Your task is to copy every line of the records below that contains "this".
--- start of Rows ---
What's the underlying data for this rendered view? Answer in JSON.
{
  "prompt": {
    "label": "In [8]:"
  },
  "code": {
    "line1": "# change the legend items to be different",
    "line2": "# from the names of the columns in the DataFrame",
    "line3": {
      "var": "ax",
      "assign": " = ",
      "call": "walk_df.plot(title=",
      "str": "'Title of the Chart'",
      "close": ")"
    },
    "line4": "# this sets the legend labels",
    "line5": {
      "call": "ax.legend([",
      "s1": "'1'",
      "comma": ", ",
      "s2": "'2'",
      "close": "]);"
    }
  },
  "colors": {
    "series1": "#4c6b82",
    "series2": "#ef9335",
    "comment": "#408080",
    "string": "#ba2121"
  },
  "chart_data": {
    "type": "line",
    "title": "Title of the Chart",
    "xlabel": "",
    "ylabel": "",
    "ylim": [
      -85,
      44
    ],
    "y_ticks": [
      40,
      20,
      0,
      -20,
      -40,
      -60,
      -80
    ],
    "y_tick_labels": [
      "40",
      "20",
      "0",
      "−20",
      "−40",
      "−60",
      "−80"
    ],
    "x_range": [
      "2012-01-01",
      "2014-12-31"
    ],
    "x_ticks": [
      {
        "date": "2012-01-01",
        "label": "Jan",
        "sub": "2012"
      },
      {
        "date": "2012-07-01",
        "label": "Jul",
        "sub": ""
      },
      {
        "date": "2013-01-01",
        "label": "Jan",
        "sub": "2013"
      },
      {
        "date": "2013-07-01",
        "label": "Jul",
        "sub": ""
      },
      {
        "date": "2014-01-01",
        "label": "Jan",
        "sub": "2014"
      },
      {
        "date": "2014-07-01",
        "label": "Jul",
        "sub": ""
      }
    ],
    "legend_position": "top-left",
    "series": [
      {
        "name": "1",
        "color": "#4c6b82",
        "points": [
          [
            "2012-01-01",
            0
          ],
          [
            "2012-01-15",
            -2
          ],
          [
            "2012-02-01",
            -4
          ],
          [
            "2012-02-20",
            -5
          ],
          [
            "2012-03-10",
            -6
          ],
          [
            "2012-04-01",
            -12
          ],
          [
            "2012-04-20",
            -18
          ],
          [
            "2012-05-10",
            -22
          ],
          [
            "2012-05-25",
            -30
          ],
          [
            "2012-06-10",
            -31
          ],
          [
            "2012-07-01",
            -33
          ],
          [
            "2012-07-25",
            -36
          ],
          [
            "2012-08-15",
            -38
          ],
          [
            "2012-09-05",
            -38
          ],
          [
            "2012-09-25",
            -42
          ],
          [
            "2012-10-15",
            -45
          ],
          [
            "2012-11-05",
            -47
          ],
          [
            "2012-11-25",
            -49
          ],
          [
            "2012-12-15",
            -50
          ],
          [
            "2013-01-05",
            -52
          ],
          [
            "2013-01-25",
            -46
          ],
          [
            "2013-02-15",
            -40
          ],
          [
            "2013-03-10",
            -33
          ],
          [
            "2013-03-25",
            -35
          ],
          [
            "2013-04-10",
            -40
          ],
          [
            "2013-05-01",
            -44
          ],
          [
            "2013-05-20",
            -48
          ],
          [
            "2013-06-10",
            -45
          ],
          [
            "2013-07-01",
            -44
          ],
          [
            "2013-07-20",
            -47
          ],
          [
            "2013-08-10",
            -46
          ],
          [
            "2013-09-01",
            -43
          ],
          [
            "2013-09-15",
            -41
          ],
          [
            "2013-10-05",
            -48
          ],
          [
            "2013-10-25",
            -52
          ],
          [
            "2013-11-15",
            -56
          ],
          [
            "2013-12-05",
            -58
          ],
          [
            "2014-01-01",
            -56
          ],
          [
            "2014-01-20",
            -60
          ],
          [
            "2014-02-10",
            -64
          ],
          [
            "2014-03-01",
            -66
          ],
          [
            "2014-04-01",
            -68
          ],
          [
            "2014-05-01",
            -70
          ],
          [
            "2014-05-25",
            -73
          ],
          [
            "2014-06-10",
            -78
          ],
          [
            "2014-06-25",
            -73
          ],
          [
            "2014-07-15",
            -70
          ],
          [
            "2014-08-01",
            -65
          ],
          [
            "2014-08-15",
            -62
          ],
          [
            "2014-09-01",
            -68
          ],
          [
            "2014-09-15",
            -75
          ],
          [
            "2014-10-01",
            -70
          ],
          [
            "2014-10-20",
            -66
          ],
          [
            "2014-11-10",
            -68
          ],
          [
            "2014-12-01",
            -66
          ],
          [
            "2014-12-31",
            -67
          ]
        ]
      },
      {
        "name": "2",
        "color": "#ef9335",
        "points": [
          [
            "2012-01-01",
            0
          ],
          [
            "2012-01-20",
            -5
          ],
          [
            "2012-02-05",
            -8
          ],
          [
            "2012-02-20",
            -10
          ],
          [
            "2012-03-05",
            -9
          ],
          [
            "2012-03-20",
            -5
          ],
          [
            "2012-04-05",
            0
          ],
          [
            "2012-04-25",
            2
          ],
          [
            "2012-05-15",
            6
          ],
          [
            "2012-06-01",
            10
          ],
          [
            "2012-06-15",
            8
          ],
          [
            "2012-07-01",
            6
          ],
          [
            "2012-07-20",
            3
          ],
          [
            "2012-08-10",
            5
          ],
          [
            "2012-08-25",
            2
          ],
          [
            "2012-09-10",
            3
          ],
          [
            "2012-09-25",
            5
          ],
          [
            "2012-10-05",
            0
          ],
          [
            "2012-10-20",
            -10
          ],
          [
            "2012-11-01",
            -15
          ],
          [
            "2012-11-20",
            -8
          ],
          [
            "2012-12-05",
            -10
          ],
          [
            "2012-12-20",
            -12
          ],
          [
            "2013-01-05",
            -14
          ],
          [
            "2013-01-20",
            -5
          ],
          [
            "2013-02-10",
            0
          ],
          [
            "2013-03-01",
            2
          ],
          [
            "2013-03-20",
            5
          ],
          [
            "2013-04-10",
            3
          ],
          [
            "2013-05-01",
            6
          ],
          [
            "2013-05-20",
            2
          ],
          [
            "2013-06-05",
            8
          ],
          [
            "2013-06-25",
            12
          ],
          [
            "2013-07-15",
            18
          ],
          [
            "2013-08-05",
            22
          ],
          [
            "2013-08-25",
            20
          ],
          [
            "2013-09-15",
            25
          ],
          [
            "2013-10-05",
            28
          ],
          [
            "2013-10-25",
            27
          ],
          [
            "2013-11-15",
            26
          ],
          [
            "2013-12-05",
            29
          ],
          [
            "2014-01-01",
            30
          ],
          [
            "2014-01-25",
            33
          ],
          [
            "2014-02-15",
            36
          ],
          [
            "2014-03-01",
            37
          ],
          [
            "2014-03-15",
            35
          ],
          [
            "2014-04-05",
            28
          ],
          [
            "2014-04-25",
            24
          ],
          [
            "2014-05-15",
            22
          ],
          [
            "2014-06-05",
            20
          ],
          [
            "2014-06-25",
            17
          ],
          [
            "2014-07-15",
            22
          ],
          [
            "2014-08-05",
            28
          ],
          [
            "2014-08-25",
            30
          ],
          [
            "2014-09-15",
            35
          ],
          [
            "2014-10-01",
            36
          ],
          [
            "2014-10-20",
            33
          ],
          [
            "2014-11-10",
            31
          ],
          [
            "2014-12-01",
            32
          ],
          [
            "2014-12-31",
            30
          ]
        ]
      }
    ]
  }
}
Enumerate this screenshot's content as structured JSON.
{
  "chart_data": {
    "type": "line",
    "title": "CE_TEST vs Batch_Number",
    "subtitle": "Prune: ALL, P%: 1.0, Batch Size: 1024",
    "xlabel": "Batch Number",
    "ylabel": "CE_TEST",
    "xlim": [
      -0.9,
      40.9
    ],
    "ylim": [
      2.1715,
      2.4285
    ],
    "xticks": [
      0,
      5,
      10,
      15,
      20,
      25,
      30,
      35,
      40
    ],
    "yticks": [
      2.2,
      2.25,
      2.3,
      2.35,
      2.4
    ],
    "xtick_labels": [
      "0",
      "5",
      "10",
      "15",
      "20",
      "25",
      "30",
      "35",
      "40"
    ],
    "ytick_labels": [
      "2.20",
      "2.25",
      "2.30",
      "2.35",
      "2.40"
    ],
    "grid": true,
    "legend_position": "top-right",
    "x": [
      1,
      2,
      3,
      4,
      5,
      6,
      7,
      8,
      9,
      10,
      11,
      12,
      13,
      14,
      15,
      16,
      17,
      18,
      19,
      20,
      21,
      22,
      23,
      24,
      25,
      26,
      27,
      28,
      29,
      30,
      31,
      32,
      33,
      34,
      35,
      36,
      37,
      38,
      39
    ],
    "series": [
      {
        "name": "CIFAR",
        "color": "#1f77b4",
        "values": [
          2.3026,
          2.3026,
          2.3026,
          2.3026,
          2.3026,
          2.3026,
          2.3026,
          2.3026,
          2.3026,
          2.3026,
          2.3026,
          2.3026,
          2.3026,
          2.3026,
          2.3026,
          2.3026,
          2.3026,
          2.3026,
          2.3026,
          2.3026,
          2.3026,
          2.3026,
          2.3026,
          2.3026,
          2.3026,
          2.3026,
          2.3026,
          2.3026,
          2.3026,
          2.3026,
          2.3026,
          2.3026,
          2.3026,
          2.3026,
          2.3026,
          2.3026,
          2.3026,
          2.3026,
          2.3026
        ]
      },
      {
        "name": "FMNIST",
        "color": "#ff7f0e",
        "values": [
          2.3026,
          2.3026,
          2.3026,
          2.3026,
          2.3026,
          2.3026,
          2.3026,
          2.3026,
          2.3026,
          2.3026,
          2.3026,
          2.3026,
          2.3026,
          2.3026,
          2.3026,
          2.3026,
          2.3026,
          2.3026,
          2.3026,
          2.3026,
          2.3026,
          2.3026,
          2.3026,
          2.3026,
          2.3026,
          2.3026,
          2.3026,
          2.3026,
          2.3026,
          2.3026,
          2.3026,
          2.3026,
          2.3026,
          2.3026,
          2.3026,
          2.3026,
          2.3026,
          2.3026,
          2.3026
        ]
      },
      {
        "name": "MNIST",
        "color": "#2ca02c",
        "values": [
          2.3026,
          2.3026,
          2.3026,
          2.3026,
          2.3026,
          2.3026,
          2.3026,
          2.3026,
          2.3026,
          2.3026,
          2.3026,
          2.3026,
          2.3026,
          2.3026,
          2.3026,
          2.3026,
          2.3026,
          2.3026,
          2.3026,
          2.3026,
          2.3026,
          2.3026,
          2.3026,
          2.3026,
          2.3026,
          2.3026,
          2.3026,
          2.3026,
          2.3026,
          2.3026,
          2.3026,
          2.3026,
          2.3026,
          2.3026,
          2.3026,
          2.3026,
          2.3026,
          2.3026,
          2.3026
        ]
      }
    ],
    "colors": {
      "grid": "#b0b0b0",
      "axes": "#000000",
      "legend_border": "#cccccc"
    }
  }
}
--- end of Rows ---
Exercise output:
What's the underlying data for this rendered view? Answer in JSON.
    "line4": "# this sets the legend labels",
Enumerate this screenshot's content as structured JSON.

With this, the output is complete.